**Work request 1:**
Can you output the passage of the student politics article from "A slogan in" to "jailed and punished.", word for word?
**Work request 2:**
Could you pick up the article on student politics in India after its final sentence and keep writing it?

**Excerpted passage:**

Is Student Politics In India A Waste Of Time?

There is a view that youngsters in our college campuses are whiling away their time in political activism

Kamal Mitra Chenoy Updated: Feb 19, 2020 12:20:15 IST
2020-02-19T12:20:02+05:30
2020-02-19T12:20:15+05:30
Is Student Politics In India A Waste Of Time? Students protest at Jamia Millia Islamia University in New Delhi. (Photo: ANI)

A slogan in the student movement shaking many parts of India today is ‘Don’t be Silent, Don’t be Violent’. This slogan is good politics. Students are learning about good politics (debate, discussion, tolerance and democracy), the politics of neutrality (look the other way) and bad politics (use of force, sycophancy, hatred of others, exclusiveness). They can make a choice.

Student politics had a niche during the Indian independence movement against the British. Institutions like Allahabad University, Aligarh Muslim University, Banaras Hindu University and others became invigorated by the freedom struggle. In 1942, when the Quit India movement was launched, university students, who joined the struggle, were jailed and punished.

This tendency intensified and widened in independent India. A number of political leaders were born based on their experiences in student politics, including jail terms. Clearly, student politics is part of ‘learning democracy’, asking questions to the establishment and speaking truth to power.

**Records shown:**
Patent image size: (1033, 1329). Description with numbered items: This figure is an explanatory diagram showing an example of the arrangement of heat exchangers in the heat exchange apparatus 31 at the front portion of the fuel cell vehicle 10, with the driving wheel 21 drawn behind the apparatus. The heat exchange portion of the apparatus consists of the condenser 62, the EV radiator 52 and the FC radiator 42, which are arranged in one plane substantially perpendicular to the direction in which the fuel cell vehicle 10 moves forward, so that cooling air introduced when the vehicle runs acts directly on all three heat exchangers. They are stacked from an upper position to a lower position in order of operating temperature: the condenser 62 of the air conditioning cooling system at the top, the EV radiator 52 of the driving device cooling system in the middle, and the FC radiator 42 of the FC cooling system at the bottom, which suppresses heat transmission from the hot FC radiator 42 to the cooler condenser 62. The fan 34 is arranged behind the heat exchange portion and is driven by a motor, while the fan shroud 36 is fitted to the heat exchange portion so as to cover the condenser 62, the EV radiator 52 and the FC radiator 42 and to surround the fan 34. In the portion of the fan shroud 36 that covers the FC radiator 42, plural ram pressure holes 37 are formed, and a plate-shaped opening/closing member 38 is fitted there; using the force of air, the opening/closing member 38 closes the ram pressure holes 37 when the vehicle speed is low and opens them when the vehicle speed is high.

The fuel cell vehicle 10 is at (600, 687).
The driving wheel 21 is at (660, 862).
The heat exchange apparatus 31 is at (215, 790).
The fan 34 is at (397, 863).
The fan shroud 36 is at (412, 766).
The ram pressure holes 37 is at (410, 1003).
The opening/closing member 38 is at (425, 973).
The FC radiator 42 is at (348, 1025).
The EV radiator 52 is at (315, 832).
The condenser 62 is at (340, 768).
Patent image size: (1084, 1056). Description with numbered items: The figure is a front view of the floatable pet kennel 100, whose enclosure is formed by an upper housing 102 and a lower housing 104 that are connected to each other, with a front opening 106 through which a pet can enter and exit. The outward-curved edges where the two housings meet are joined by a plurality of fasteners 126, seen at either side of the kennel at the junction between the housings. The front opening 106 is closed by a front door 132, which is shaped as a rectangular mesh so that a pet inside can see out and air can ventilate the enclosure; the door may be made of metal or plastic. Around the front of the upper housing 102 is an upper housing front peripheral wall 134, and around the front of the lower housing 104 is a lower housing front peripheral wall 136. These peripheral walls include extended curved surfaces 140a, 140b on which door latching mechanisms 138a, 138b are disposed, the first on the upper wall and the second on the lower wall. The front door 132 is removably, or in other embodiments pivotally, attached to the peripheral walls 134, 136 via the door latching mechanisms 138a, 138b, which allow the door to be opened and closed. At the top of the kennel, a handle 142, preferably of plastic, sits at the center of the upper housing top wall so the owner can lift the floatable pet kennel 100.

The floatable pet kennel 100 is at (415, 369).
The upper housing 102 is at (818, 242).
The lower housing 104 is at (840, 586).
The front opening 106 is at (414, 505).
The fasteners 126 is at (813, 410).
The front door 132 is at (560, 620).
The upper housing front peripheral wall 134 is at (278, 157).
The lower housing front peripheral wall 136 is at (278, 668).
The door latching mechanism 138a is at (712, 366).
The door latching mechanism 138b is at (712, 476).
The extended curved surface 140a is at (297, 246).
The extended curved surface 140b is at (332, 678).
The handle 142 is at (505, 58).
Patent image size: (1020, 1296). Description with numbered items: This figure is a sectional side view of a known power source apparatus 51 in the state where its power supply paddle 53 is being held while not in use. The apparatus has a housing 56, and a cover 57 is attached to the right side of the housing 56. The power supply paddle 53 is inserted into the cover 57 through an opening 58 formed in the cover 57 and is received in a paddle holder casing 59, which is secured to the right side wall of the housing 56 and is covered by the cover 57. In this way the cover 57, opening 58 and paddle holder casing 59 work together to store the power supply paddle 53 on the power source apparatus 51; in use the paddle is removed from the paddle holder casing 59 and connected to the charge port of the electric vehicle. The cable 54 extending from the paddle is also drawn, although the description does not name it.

**Answer box 1:**
A slogan in the student movement shaking many parts of India today is ‘Don’t be Silent, Don’t be Violent’. This slogan is good politics. Students are learning about good politics (debate, discussion, tolerance and democracy), the politics of neutrality (look the other way) and bad politics (use of force, sycophancy, hatred of others, exclusiveness). They can make a choice.

Student politics had a niche during the Indian independence movement against the British. Institutions like Allahabad University, Aligarh Muslim University, Banaras Hindu University and others became invigorated by the freedom struggle. In 1942, when the Quit India movement was launched, university students, who joined the struggle, were jailed and punished.

**Answer box 2:**
The process of politicization of Indian students could not be contained from the 1960s onwards as many universities and colleges began to be radicalized. Many students joined movements across the right, left and centre. Senior leaders tried to get student leaders from the universities into positions in the political landscape.

In the 1960s and ’70s, colleges and universities worldwide widened the horizon of the most acutely aware students and their teachers (for example, the anti-Vietnam War movement). Of course, there were different gradations in different universities, but through the 1980s, the political conversations and contradictions in the universities became more sophisticated and subtle. Discussions ranged from poverty, development to gender and more.

However, some politics became increasingly based on the interests of political parties. For example, Emergency was imposed in India between 1975 to 1977, with curbs on civil and political rights, on freedom of expression and mass jail sentences. This led to a sharp reaction. In Delhi University, then student union leader, the late Arun Jaitley, was jailed. This catapulted him into deeper national politics. In Jawaharlal Nehru University (JNU), three student leaders were arrested during the Emergency, and many were incarcerated and suspended. They had all responded to politics.

Political parties often do not realize the need for training, learning and developing an organic relationship with student movements. Senior students are fully aware that major political leaders are themselves a product of the university system in many parts of the world. With increased and new communication facilities, better books and journals that deal with challenges facing the student community, the Indian landscape has been dramatically changed and student politics will become increasingly consummate and widespread, as well as more complex. This should be seen as a learning process—essential for any democratic culture.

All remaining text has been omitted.